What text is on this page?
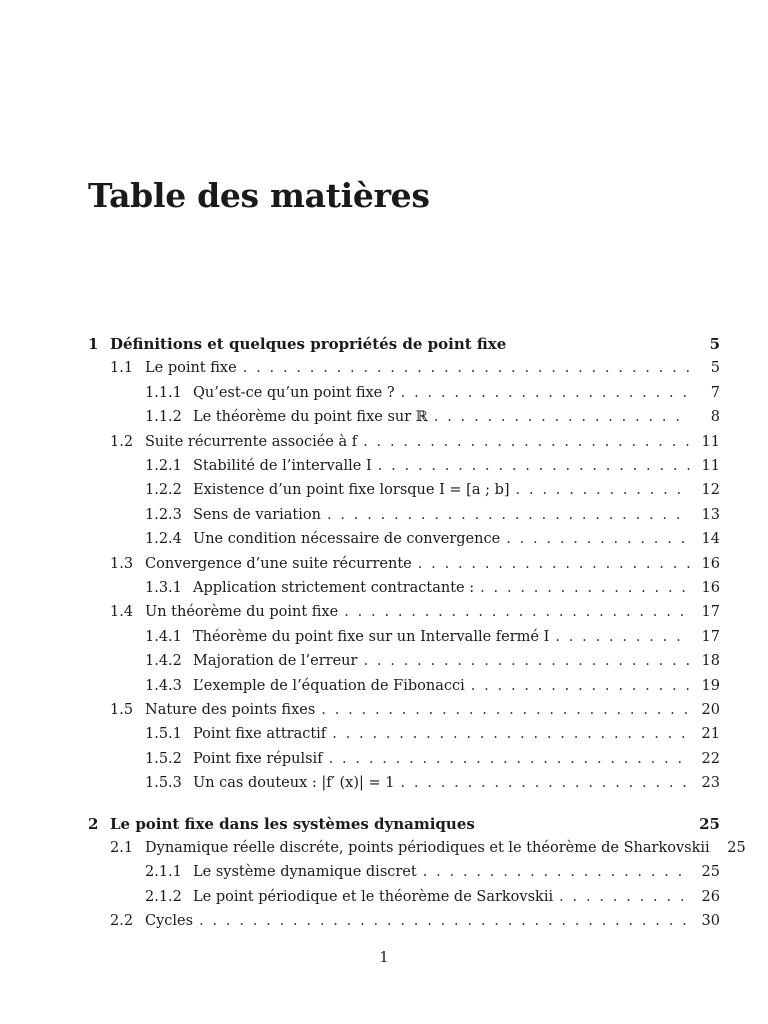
Table des matières
1 Définitions et quelques propriétés de point fixe	5
1.1 Le point fixe . . .	5
1.1.1 Qu’est-ce qu’un point fixe ? . . .	7
1.1.2 Le théorème du point fixe sur ℝ . . .	8
1.2 Suite récurrente associée à f . . .	11
1.2.1 Stabilité de l’intervalle I . . .	11
1.2.2 Existence d’un point fixe lorsque I = [a ; b] . . .	12
1.2.3 Sens de variation . . .	13
1.2.4 Une condition nécessaire de convergence . . .	14
1.3 Convergence d’une suite récurrente . . .	16
1.3.1 Application strictement contractante : . . .	16
1.4 Un théorème du point fixe . . .	17
1.4.1 Théorème du point fixe sur un Intervalle fermé I . . .	17
1.4.2 Majoration de l’erreur . . .	18
1.4.3 L’exemple de l’équation de Fibonacci . . .	19
1.5 Nature des points fixes . . .	20
1.5.1 Point fixe attractif . . .	21
1.5.2 Point fixe répulsif . . .	22
1.5.3 Un cas douteux : |f′ (x)| = 1 . . .	23
2 Le point fixe dans les systèmes dynamiques	25
2.1 Dynamique réelle discréte, points périodiques et le théorème de Sharkovskii	25
2.1.1 Le système dynamique discret . . .	25
2.1.2 Le point périodique et le théorème de Sarkovskii . . .	26
2.2 Cycles . . .	30
1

Description of the task: From start to finish, output the listing exactly, but omit its pictures.

Answer:
What text is on this page?
Table des matières
1 Définitions et quelques propriétés de point fixe	5
1.1 Le point fixe . . .	5
1.1.1 Qu’est-ce qu’un point fixe ? . . .	7
1.1.2 Le théorème du point fixe sur ℝ . . .	8
1.2 Suite récurrente associée à f . . .	11
1.2.1 Stabilité de l’intervalle I . . .	11
1.2.2 Existence d’un point fixe lorsque I = [a ; b] . . .	12
1.2.3 Sens de variation . . .	13
1.2.4 Une condition nécessaire de convergence . . .	14
1.3 Convergence d’une suite récurrente . . .	16
1.3.1 Application strictement contractante : . . .	16
1.4 Un théorème du point fixe . . .	17
1.4.1 Théorème du point fixe sur un Intervalle fermé I . . .	17
1.4.2 Majoration de l’erreur . . .	18
1.4.3 L’exemple de l’équation de Fibonacci . . .	19
1.5 Nature des points fixes . . .	20
1.5.1 Point fixe attractif . . .	21
1.5.2 Point fixe répulsif . . .	22
1.5.3 Un cas douteux : |f′ (x)| = 1 . . .	23
2 Le point fixe dans les systèmes dynamiques	25
2.1 Dynamique réelle discréte, points périodiques et le théorème de Sharkovskii	25
2.1.1 Le système dynamique discret . . .	25
2.1.2 Le point périodique et le théorème de Sarkovskii . . .	26
2.2 Cycles . . .	30
1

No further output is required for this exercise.